**Request:**
Exclude images, then output the remaining data verbatim.

[Figure contents as structured data]
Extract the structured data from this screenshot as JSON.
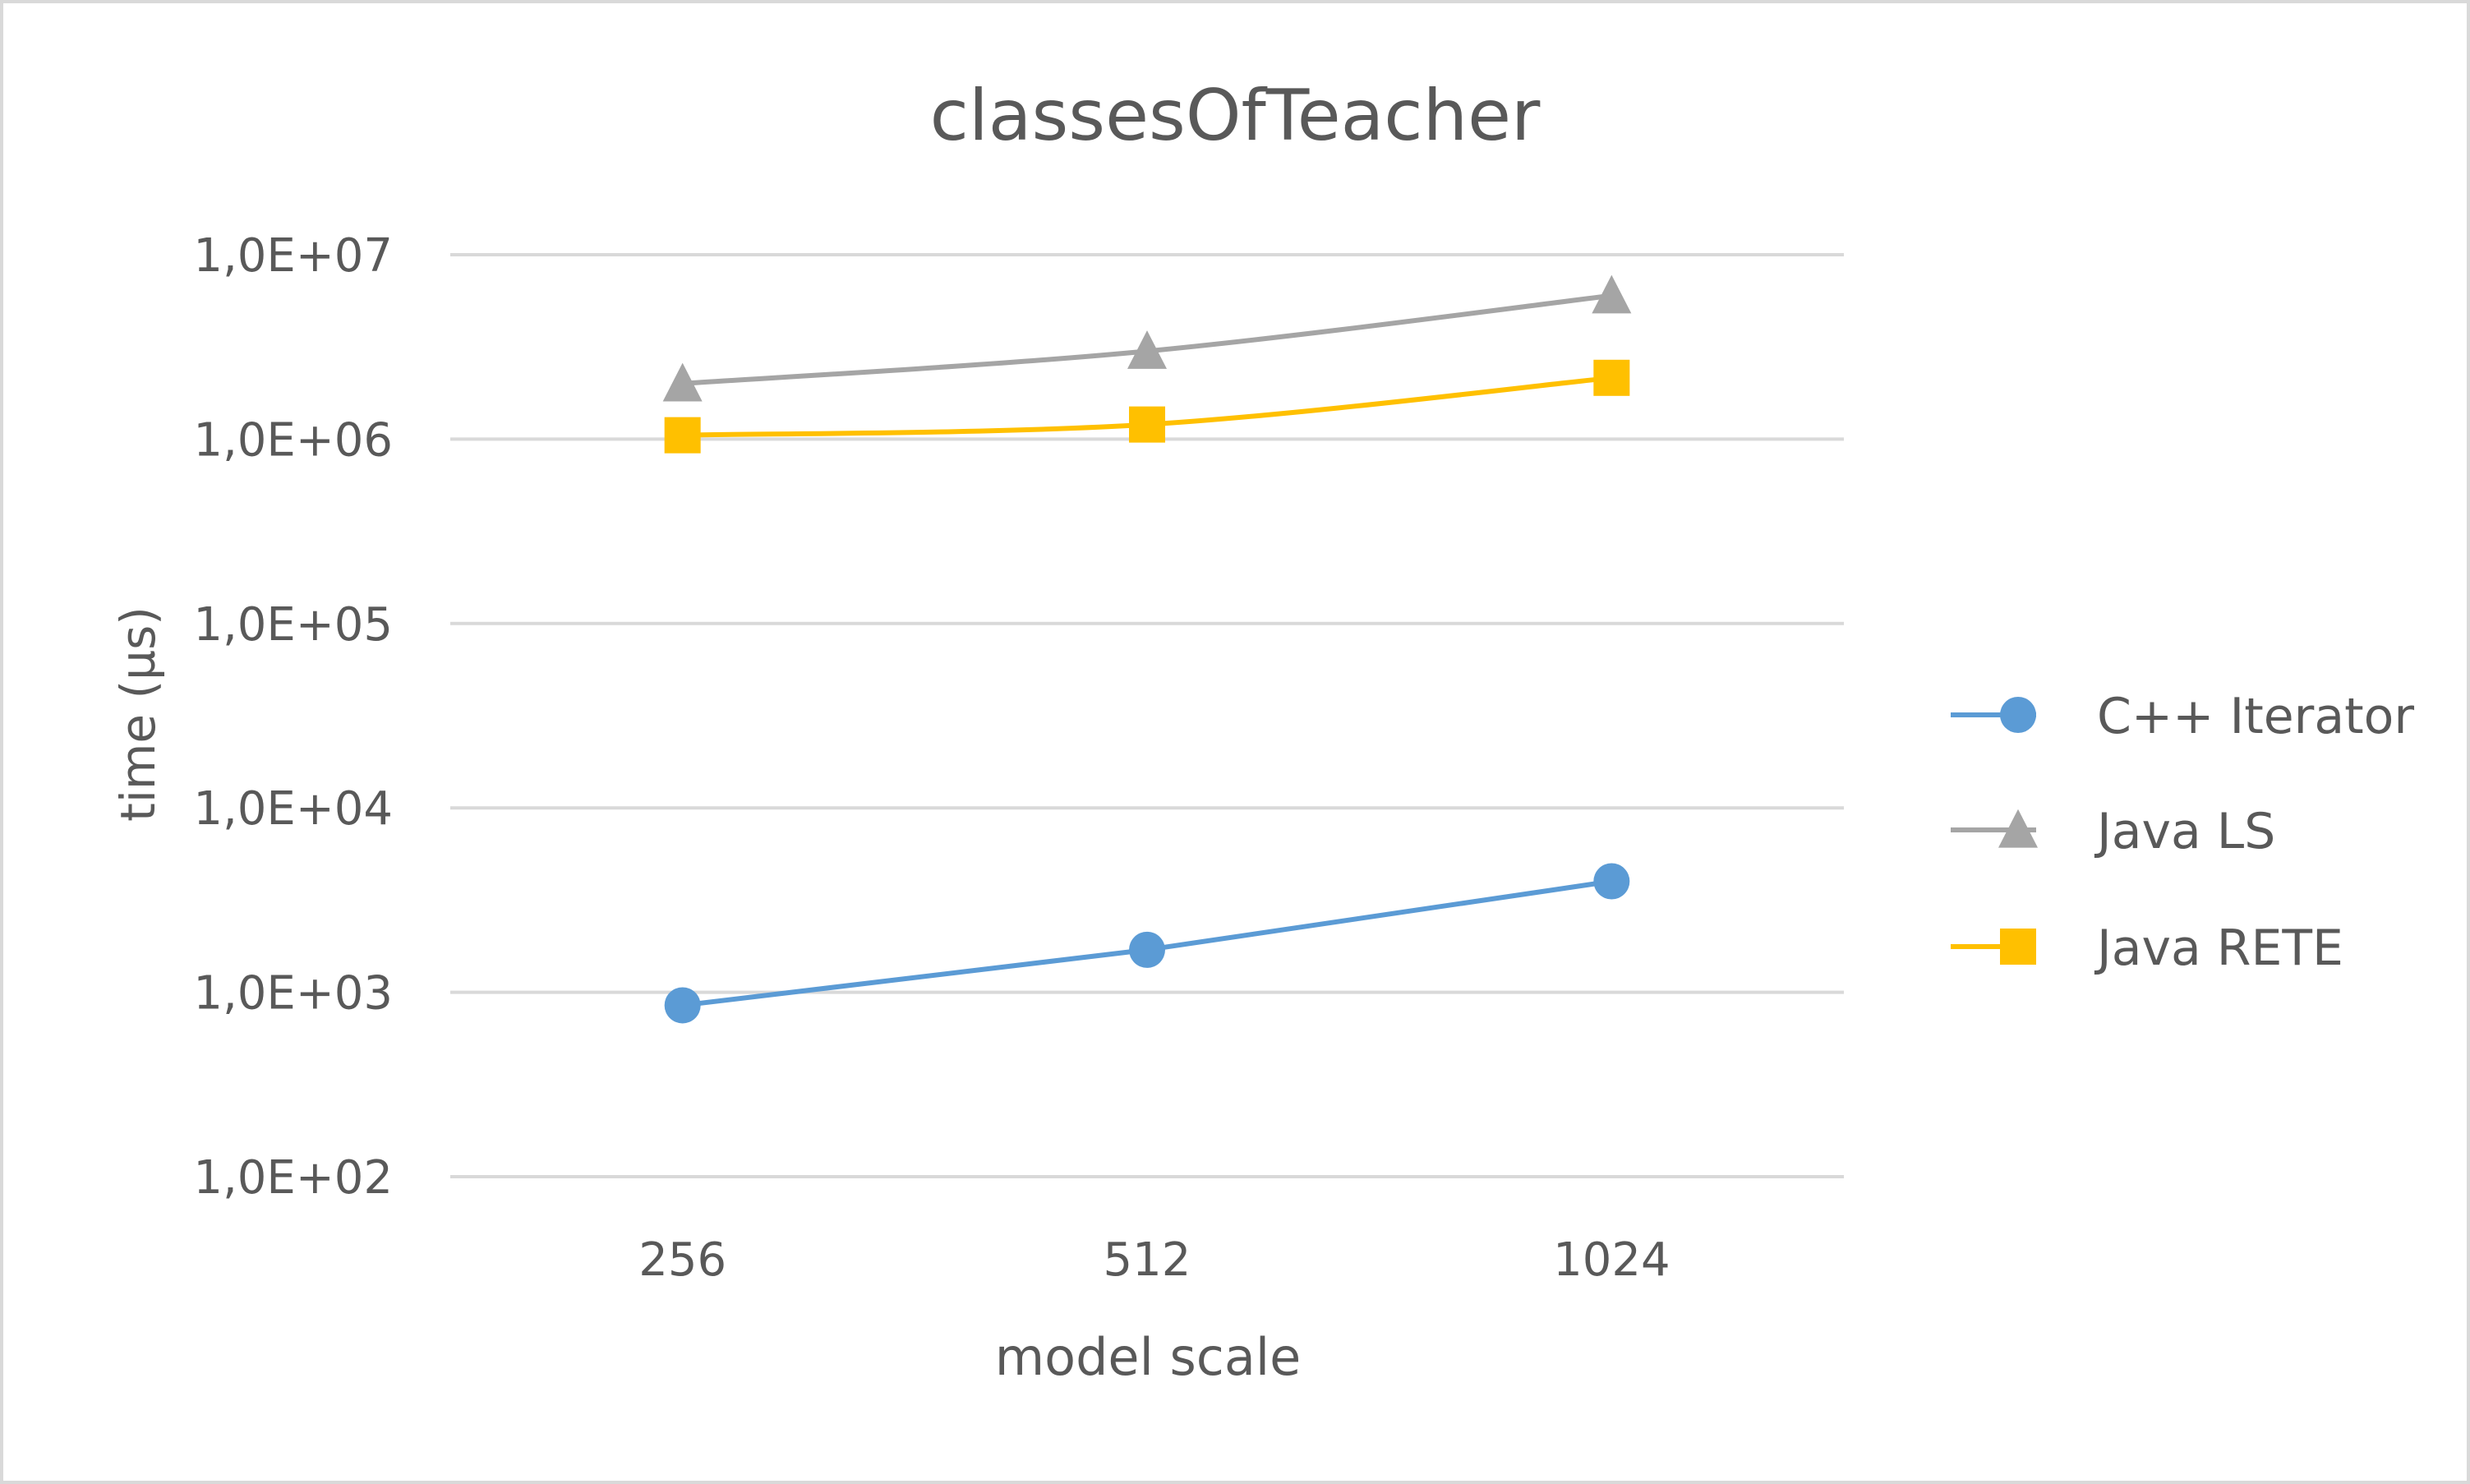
{
  "chart_data": {
    "type": "line",
    "title": "classesOfTeacher",
    "xlabel": "model scale",
    "ylabel": "time (µs)",
    "categories": [
      "256",
      "512",
      "1024"
    ],
    "y_scale": "log",
    "ylim": [
      100,
      10000000
    ],
    "y_ticks": [
      {
        "value": 100,
        "label": "1,0E+02"
      },
      {
        "value": 1000,
        "label": "1,0E+03"
      },
      {
        "value": 10000,
        "label": "1,0E+04"
      },
      {
        "value": 100000,
        "label": "1,0E+05"
      },
      {
        "value": 1000000,
        "label": "1,0E+06"
      },
      {
        "value": 10000000,
        "label": "1,0E+07"
      }
    ],
    "grid": true,
    "legend_position": "right",
    "series": [
      {
        "name": "C++ Iterator",
        "marker": "circle",
        "color": "#5b9bd5",
        "smooth": false,
        "values": [
          850,
          1700,
          4000
        ]
      },
      {
        "name": "Java LS",
        "marker": "triangle",
        "color": "#a5a5a5",
        "smooth": true,
        "values": [
          2000000,
          3000000,
          6000000
        ]
      },
      {
        "name": "Java RETE",
        "marker": "square",
        "color": "#ffc000",
        "smooth": true,
        "values": [
          1050000,
          1200000,
          2150000
        ]
      }
    ]
  }
}
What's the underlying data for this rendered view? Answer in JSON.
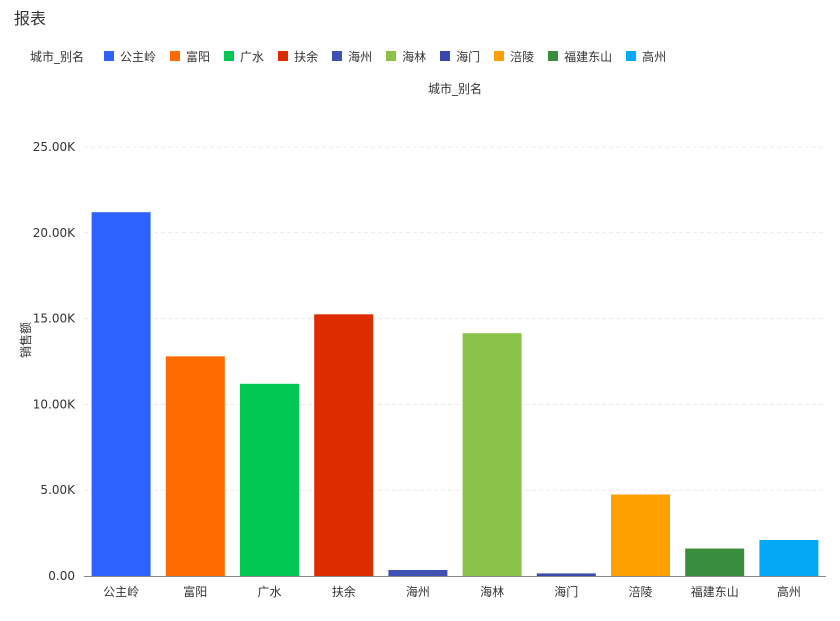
{
  "header": {
    "title": "报表"
  },
  "legend": {
    "title": "城市_别名",
    "items": [
      {
        "label": "公主岭",
        "color": "#2E62FF"
      },
      {
        "label": "富阳",
        "color": "#FF6B00"
      },
      {
        "label": "广水",
        "color": "#00C853"
      },
      {
        "label": "扶余",
        "color": "#DD2C00"
      },
      {
        "label": "海州",
        "color": "#3F51B5"
      },
      {
        "label": "海林",
        "color": "#8BC34A"
      },
      {
        "label": "海门",
        "color": "#3949AB"
      },
      {
        "label": "涪陵",
        "color": "#FF9F00"
      },
      {
        "label": "福建东山",
        "color": "#388E3C"
      },
      {
        "label": "高州",
        "color": "#03A9F4"
      }
    ]
  },
  "chart_data": {
    "type": "bar",
    "categories": [
      "公主岭",
      "富阳",
      "广水",
      "扶余",
      "海州",
      "海林",
      "海门",
      "涪陵",
      "福建东山",
      "高州"
    ],
    "values": [
      21200,
      12800,
      11200,
      15250,
      350,
      14150,
      150,
      4750,
      1600,
      2100
    ],
    "colors": [
      "#2E62FF",
      "#FF6B00",
      "#00C853",
      "#DD2C00",
      "#3F51B5",
      "#8BC34A",
      "#3949AB",
      "#FF9F00",
      "#388E3C",
      "#03A9F4"
    ],
    "xlabel": "城市_别名",
    "ylabel": "销售额",
    "ylim": [
      0,
      25000
    ],
    "y_ticks": [
      {
        "value": 0,
        "label": "0.00"
      },
      {
        "value": 5000,
        "label": "5.00K"
      },
      {
        "value": 10000,
        "label": "10.00K"
      },
      {
        "value": 15000,
        "label": "15.00K"
      },
      {
        "value": 20000,
        "label": "20.00K"
      },
      {
        "value": 25000,
        "label": "25.00K"
      }
    ],
    "grid": true,
    "legend_position": "top-left"
  }
}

**Problem solution:**
Extract the structured data from this screenshot as JSON.
{
  "chart_data": {
    "type": "line",
    "title": "classesOfTeacher",
    "xlabel": "model scale",
    "ylabel": "time (µs)",
    "categories": [
      "256",
      "512",
      "1024"
    ],
    "y_scale": "log",
    "ylim": [
      100,
      10000000
    ],
    "y_ticks": [
      {
        "value": 100,
        "label": "1,0E+02"
      },
      {
        "value": 1000,
        "label": "1,0E+03"
      },
      {
        "value": 10000,
        "label": "1,0E+04"
      },
      {
        "value": 100000,
        "label": "1,0E+05"
      },
      {
        "value": 1000000,
        "label": "1,0E+06"
      },
      {
        "value": 10000000,
        "label": "1,0E+07"
      }
    ],
    "grid": true,
    "legend_position": "right",
    "series": [
      {
        "name": "C++ Iterator",
        "marker": "circle",
        "color": "#5b9bd5",
        "smooth": false,
        "values": [
          850,
          1700,
          4000
        ]
      },
      {
        "name": "Java LS",
        "marker": "triangle",
        "color": "#a5a5a5",
        "smooth": true,
        "values": [
          2000000,
          3000000,
          6000000
        ]
      },
      {
        "name": "Java RETE",
        "marker": "square",
        "color": "#ffc000",
        "smooth": true,
        "values": [
          1050000,
          1200000,
          2150000
        ]
      }
    ]
  }
}
What's the underlying data for this rendered view? Answer in JSON.
{
  "header": {
    "title": "报表"
  },
  "legend": {
    "title": "城市_别名",
    "items": [
      {
        "label": "公主岭",
        "color": "#2E62FF"
      },
      {
        "label": "富阳",
        "color": "#FF6B00"
      },
      {
        "label": "广水",
        "color": "#00C853"
      },
      {
        "label": "扶余",
        "color": "#DD2C00"
      },
      {
        "label": "海州",
        "color": "#3F51B5"
      },
      {
        "label": "海林",
        "color": "#8BC34A"
      },
      {
        "label": "海门",
        "color": "#3949AB"
      },
      {
        "label": "涪陵",
        "color": "#FF9F00"
      },
      {
        "label": "福建东山",
        "color": "#388E3C"
      },
      {
        "label": "高州",
        "color": "#03A9F4"
      }
    ]
  },
  "chart_data": {
    "type": "bar",
    "categories": [
      "公主岭",
      "富阳",
      "广水",
      "扶余",
      "海州",
      "海林",
      "海门",
      "涪陵",
      "福建东山",
      "高州"
    ],
    "values": [
      21200,
      12800,
      11200,
      15250,
      350,
      14150,
      150,
      4750,
      1600,
      2100
    ],
    "colors": [
      "#2E62FF",
      "#FF6B00",
      "#00C853",
      "#DD2C00",
      "#3F51B5",
      "#8BC34A",
      "#3949AB",
      "#FF9F00",
      "#388E3C",
      "#03A9F4"
    ],
    "xlabel": "城市_别名",
    "ylabel": "销售额",
    "ylim": [
      0,
      25000
    ],
    "y_ticks": [
      {
        "value": 0,
        "label": "0.00"
      },
      {
        "value": 5000,
        "label": "5.00K"
      },
      {
        "value": 10000,
        "label": "10.00K"
      },
      {
        "value": 15000,
        "label": "15.00K"
      },
      {
        "value": 20000,
        "label": "20.00K"
      },
      {
        "value": 25000,
        "label": "25.00K"
      }
    ],
    "grid": true,
    "legend_position": "top-left"
  }
}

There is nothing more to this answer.